**Exercise details**
Read the records and gather each line that includes "from".

===== Extracted material

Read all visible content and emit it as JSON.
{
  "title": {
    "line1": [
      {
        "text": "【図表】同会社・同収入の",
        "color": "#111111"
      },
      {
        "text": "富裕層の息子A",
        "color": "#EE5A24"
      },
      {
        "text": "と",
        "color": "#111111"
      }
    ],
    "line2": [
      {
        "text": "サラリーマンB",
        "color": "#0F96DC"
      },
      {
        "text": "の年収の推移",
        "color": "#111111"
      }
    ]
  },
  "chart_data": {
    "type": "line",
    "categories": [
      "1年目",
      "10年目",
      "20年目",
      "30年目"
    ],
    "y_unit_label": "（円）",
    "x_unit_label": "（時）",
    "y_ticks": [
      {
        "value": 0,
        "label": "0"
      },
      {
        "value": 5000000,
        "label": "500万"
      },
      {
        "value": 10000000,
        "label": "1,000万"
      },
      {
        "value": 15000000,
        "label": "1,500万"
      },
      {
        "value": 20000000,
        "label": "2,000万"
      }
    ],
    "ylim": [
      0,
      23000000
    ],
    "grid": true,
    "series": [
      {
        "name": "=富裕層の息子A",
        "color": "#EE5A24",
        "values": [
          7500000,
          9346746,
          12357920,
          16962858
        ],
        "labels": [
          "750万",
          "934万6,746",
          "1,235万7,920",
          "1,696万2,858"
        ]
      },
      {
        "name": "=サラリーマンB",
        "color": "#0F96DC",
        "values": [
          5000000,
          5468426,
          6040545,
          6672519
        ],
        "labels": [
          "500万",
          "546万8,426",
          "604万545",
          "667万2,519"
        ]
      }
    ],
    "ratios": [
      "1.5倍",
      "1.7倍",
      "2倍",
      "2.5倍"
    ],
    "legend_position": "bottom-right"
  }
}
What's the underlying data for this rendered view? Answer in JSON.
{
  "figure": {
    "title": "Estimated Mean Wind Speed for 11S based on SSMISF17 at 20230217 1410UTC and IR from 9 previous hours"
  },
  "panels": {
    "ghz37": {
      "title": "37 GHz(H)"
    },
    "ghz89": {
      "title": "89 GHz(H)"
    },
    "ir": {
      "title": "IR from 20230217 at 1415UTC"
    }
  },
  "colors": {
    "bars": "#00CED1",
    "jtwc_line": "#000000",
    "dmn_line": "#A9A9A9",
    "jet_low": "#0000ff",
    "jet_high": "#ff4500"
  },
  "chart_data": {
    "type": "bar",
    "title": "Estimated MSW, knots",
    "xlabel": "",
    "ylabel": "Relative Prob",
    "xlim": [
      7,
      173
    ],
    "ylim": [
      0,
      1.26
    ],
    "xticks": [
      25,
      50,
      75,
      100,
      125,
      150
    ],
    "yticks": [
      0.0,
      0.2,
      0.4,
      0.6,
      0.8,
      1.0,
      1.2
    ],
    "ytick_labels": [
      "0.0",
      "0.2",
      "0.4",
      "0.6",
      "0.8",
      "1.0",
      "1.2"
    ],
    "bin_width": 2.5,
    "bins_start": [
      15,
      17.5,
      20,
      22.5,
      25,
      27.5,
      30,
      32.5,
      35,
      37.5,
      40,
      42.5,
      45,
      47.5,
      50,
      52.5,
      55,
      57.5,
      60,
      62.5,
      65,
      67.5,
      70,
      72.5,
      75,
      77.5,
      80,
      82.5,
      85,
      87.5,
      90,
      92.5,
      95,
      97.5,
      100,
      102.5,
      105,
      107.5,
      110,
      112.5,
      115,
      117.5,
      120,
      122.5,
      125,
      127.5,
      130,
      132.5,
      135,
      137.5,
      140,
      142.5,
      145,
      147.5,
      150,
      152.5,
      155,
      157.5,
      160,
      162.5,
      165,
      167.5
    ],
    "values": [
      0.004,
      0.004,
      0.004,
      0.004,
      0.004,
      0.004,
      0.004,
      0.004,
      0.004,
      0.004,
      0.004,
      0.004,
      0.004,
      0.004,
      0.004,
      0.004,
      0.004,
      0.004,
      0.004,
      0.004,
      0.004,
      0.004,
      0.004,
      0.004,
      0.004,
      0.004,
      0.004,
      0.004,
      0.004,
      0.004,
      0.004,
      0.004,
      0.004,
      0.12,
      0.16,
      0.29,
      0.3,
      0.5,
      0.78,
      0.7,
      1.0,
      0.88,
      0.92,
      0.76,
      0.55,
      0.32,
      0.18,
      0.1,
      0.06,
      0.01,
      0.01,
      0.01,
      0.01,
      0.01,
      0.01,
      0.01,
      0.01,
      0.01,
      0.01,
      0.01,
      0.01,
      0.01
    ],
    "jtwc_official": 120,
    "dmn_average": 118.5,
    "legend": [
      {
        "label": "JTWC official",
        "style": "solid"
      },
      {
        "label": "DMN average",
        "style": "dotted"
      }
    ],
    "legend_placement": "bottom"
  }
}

==========

**Complete response**
    "title": "Estimated Mean Wind Speed for 11S based on SSMISF17 at 20230217 1410UTC and IR from 9 previous hours"
      "title": "IR from 20230217 at 1415UTC"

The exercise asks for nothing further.